Task brief: Present only the rows beginning with the one that contains "131, 891, 227]" and continuing through the one that contains "card-desc: Offers thousands" as a numbered list, skipping any blank lines.

Extracted entries:
────────────────────

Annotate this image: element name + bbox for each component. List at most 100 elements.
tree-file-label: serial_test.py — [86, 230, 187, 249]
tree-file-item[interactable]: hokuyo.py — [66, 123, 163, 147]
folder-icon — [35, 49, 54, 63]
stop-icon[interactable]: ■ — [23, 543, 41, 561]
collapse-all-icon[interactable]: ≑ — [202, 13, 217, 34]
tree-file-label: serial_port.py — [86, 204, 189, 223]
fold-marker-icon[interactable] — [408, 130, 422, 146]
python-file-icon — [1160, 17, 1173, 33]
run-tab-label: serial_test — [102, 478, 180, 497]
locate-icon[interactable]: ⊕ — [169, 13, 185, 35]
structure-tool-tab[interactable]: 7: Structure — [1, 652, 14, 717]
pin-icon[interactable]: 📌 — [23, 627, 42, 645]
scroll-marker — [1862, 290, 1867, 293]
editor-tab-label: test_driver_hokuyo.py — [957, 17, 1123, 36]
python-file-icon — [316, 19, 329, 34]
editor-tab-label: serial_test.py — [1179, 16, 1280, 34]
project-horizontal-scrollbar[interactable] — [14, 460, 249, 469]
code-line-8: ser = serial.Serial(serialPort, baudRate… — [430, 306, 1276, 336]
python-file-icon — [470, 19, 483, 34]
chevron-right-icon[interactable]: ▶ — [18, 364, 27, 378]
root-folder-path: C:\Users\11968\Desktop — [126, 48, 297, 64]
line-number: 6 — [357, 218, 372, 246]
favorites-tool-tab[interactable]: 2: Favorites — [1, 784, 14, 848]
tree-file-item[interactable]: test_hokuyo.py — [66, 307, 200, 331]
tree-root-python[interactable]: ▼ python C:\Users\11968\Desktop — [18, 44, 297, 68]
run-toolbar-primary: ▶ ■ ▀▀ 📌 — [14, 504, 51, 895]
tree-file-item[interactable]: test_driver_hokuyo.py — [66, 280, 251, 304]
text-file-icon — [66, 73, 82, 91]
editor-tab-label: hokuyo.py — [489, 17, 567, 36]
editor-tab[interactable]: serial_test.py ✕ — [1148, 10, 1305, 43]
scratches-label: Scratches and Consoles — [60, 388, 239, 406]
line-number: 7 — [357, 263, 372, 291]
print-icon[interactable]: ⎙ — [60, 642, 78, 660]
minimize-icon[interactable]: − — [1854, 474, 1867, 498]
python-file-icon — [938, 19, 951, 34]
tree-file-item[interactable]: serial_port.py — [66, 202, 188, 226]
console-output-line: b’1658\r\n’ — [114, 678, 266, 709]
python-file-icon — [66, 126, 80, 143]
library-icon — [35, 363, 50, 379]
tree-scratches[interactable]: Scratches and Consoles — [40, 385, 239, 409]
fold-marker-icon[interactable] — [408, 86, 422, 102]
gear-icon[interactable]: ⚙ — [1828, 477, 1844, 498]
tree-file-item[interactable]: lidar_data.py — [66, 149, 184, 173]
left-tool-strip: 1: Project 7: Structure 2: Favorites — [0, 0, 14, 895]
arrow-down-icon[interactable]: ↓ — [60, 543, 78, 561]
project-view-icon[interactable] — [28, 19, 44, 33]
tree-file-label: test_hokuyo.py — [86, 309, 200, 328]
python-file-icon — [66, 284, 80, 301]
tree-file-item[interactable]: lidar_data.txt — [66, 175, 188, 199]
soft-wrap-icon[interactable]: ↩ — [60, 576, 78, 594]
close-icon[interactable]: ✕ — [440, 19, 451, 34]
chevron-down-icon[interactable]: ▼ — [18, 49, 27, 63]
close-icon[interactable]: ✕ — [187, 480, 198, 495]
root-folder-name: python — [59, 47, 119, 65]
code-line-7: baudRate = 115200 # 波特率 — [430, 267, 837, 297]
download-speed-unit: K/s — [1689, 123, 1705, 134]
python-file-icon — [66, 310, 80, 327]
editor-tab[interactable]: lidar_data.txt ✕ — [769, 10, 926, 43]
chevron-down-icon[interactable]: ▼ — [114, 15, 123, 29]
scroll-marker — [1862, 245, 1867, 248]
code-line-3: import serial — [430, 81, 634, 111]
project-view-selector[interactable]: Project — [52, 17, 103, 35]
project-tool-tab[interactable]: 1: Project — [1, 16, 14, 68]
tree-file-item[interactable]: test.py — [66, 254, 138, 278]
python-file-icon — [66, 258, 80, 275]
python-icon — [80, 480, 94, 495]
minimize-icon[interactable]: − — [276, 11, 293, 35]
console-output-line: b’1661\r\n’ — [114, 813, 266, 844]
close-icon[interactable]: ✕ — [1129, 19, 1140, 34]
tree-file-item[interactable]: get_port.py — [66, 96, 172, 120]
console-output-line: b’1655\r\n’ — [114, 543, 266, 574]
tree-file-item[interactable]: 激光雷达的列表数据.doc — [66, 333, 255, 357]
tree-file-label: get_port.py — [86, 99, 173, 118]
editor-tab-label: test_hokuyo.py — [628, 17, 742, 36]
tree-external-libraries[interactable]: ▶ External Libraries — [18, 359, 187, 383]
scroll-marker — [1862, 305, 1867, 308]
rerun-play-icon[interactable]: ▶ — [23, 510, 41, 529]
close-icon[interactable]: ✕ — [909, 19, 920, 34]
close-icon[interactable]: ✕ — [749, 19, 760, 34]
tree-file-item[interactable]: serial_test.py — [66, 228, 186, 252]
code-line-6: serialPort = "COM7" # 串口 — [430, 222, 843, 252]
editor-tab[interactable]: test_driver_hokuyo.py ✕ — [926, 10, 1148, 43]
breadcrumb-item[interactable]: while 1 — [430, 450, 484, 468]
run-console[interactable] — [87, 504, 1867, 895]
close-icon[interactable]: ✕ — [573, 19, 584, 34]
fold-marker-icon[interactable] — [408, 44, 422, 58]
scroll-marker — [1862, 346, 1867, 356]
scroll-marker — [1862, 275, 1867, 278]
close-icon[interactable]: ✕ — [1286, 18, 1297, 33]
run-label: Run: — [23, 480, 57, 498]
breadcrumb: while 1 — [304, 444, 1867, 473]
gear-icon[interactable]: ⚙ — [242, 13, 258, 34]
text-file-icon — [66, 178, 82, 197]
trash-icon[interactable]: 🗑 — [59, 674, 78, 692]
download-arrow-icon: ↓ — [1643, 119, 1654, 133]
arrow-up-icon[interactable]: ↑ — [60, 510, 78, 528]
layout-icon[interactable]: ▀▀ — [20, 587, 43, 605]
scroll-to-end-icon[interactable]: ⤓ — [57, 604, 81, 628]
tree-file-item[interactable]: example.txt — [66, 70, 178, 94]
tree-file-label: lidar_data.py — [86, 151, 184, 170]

────────────────────

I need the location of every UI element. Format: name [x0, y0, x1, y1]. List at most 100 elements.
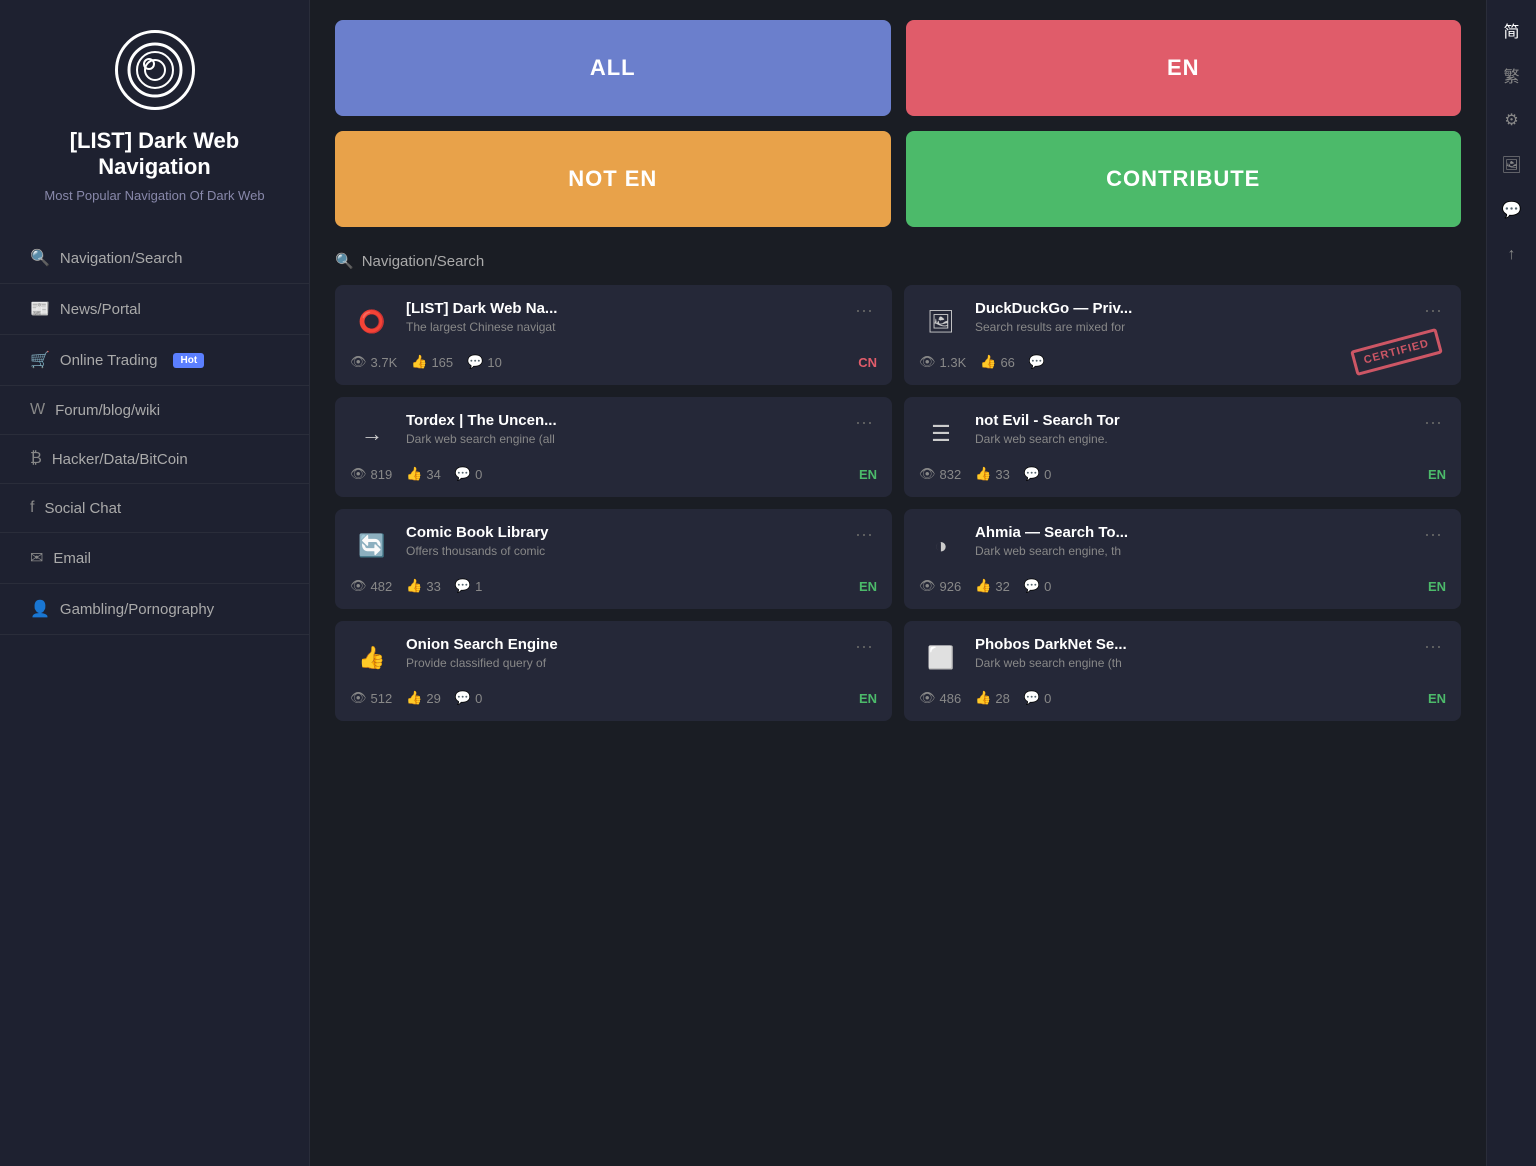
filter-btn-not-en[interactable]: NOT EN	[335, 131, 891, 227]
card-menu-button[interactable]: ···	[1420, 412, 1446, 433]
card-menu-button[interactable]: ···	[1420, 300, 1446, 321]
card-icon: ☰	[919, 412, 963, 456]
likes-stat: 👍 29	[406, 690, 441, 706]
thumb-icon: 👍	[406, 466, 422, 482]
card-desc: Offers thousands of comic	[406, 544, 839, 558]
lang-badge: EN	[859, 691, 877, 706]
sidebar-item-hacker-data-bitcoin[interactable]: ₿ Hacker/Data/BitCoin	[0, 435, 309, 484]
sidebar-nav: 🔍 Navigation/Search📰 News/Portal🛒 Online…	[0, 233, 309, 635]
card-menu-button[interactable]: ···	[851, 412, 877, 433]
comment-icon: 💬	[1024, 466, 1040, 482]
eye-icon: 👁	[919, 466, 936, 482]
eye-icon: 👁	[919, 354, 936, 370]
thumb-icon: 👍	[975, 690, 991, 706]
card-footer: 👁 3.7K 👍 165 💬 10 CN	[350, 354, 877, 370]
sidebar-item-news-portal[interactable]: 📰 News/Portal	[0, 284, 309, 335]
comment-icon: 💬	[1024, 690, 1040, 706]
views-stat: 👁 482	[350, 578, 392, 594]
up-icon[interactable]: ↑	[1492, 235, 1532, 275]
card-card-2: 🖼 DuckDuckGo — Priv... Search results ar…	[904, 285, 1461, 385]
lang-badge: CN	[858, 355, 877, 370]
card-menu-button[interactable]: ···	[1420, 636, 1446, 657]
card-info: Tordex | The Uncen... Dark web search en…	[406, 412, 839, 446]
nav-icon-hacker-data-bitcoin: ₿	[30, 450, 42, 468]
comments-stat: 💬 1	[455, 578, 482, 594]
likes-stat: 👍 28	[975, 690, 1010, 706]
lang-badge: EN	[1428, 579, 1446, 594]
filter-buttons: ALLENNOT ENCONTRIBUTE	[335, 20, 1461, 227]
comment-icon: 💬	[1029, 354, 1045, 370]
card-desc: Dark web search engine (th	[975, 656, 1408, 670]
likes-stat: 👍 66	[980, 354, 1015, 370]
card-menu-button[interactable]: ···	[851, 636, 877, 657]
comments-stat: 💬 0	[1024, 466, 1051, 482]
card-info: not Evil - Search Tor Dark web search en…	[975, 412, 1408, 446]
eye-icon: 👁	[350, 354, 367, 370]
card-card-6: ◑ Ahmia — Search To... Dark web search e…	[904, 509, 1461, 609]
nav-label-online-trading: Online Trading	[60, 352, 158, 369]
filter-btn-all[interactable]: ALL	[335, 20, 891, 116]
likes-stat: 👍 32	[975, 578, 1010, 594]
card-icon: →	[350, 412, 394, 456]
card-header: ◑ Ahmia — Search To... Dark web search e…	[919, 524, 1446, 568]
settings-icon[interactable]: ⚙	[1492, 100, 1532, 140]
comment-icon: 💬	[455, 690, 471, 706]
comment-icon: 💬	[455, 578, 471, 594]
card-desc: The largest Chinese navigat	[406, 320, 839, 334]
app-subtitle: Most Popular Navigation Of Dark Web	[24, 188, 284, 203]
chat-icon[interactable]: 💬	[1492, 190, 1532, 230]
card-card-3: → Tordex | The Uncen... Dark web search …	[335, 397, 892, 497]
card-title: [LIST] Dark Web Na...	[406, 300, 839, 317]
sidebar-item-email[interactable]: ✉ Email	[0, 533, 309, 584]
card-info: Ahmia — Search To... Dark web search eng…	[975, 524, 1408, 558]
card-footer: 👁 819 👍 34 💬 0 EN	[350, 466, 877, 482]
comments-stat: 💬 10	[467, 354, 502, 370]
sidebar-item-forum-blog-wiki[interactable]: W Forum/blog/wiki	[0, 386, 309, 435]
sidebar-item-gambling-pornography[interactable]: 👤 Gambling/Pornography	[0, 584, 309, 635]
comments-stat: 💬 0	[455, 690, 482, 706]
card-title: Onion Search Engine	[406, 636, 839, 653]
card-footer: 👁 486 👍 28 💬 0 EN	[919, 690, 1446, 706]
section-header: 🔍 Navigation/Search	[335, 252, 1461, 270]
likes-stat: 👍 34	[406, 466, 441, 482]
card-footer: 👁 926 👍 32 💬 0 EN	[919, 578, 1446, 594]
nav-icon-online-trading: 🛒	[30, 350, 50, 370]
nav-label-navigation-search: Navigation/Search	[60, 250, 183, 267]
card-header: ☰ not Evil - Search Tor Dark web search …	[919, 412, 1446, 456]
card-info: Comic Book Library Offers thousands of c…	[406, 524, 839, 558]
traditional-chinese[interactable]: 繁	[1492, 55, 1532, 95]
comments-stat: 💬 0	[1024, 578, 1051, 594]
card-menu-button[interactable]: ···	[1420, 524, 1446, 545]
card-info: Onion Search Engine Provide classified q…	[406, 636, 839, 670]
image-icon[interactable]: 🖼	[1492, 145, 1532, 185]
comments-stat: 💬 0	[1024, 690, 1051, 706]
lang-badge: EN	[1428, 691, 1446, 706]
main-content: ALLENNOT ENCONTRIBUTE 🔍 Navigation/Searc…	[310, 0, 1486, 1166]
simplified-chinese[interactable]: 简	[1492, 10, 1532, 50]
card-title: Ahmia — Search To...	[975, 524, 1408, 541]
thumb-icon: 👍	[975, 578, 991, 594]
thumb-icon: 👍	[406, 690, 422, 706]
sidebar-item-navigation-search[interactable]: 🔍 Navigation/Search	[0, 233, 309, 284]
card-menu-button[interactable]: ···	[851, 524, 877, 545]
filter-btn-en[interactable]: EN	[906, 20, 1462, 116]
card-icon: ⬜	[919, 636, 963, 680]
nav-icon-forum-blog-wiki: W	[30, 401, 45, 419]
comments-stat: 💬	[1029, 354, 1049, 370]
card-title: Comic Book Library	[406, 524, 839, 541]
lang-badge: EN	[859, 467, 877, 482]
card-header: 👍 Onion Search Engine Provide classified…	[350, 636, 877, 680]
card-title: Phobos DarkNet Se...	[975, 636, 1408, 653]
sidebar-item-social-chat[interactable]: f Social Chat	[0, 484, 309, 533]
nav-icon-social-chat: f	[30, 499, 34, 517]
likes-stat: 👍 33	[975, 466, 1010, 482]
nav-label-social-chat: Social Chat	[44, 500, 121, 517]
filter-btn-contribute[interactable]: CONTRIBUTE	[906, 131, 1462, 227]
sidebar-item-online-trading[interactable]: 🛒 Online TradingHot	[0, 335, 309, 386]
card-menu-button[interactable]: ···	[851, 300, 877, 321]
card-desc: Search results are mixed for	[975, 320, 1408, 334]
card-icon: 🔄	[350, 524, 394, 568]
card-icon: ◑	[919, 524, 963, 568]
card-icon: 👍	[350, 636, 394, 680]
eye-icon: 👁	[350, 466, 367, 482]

────────────────────

Worked answer:
1. filter-btn-not-en[interactable]: NOT EN	[335, 131, 891, 227]
2. card-menu-button[interactable]: ···	[1420, 412, 1446, 433]
3. card-menu-button[interactable]: ···	[1420, 300, 1446, 321]
4. card-icon: ☰	[919, 412, 963, 456]
5. likes-stat: 👍 29	[406, 690, 441, 706]
6. thumb-icon: 👍	[406, 466, 422, 482]
7. card-desc: Offers thousands of comic	[406, 544, 839, 558]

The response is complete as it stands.